Tuesday, June 01, 2010

Vanhoozer II - Anything of Substance?



In this post we focus on what Kevin Vanhoozer has to say on the metaphysics of God. As we have seen, Remythologizing Theology is a metaphysical enterprise, having to do with the nature of the Director of the theodrama which is the Christian Gospel. The author is sympathetic with, but also critical of, modern Trinitarian panentheism. He offers various pertinent criticisms of it, for example that it does not do justice to the Creator-creature relationship, or to divine freedom. He also criticises the idea that in creation God withdraws by a kind of kenosis in order to make space for human freedom and for the establishing of divine-human relations that are themselves perichoretic, and so, symmetrical. Further, he considers the idea that God is nothing but relationships, relationships all the way down, as he expresses it. He rightly makes the point that for there to be relationships there must be relata, subjects in relation.

Nonetheless one significant thing that he takes from modern trinitarianism is the idea that divine relationships are personal and not causal, and that they are (as far as human beings are concerned) dialogical, that is, what I shall call two-way personal. In a later post we shall come to see the significance of that. But more importantly for us at this point, Vanhoozer first has to give an account of God, distinct from his creation, an account of the metaphysics of ‘divine communicative agency’. If this is not a variant of the modern panentheism that he critiques, then what exactly is it? God is more than a set of events or relationships, but what more? Who is God?

God is tripersonal with a shared divine essence. But what kind of a person, given that God does what Scripture says that he does? Particularly, given what God does in dialogue. One phrase Vanhoozer chooses to express his answer to the questions, who is God, and what is he like? is: ‘God is no other than he has revealed himself to be’. This is a variant of Barth’s ‘God’s being is in his act’ (220): alternatively, ‘God’s being is in his free, wise and loving communicative agency’.

From the fact that God dialogues with human beings we may infer at the very least that he has the capacity to communicate. From the Incarnation of the Word we may further conclude that God has the capacity to communicate himself. God’s presence is thus in the first instance personal, agential, and communicative rather than merely spatial, substantive or metaphysical. (205-6)

As Vanhoozer says, on this proposal any divine metaphysics or ontology must be ‘after the fact’.(217) That is, we can only discover God's character from what he says and does.

Description of the task: Carry on the post above about Vanhoozer and the metaphysics of God, starting right after its last sentence.

Recorded information:

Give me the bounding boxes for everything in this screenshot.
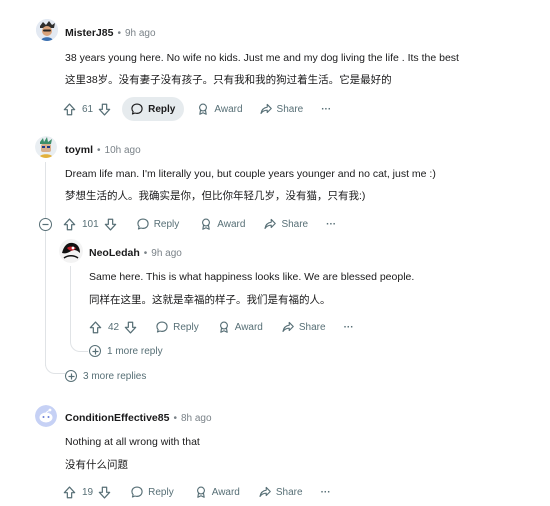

Result of the exercise:
‘God in act’, ‘God’s being is in his free wise and loving communicative agency’. ‘God is no other than he has revealed himself to be’. At this point the sea fret begins to come ashore. We need carefully to reflect on these forms of expression. These words could be taken various ways. For example, they could mean that in what he communicates, God is genuine. He is not faking anything. There is no façade. His communications have the backing of God himself, and in that sense are expressive of himself; they are not insincere, or hypocritical. This would be a moral thesis, about God’s character.He is as good as his word. Or they could mean that we know of God only via what he communicates, by its character and scale. This would be an epistemological thesis. The author occasionally flirts with this idea, saying that we know of God’s identity by what we identify regarding what he has done. Or they could mean that though God is distinct from his creation he exhaustively reveals himself in it. That is, when we establish what God had done, there is nothing over, nothing that God might have done but hasn't, for instance. But none of these suggestions would take us far enough to establish a metaphysical thesis about the being of God, which is what Vanhoozer is after. For these expressions to get us on the metaphysical path the 'is' in each case has to be the 'is' of identity. 'God is [nothing other than, he is identical with] his free, wise and loving communicative agency’. But then, so it seems, panentheism beckons, despite Vanhoozer's intention to wriggle free.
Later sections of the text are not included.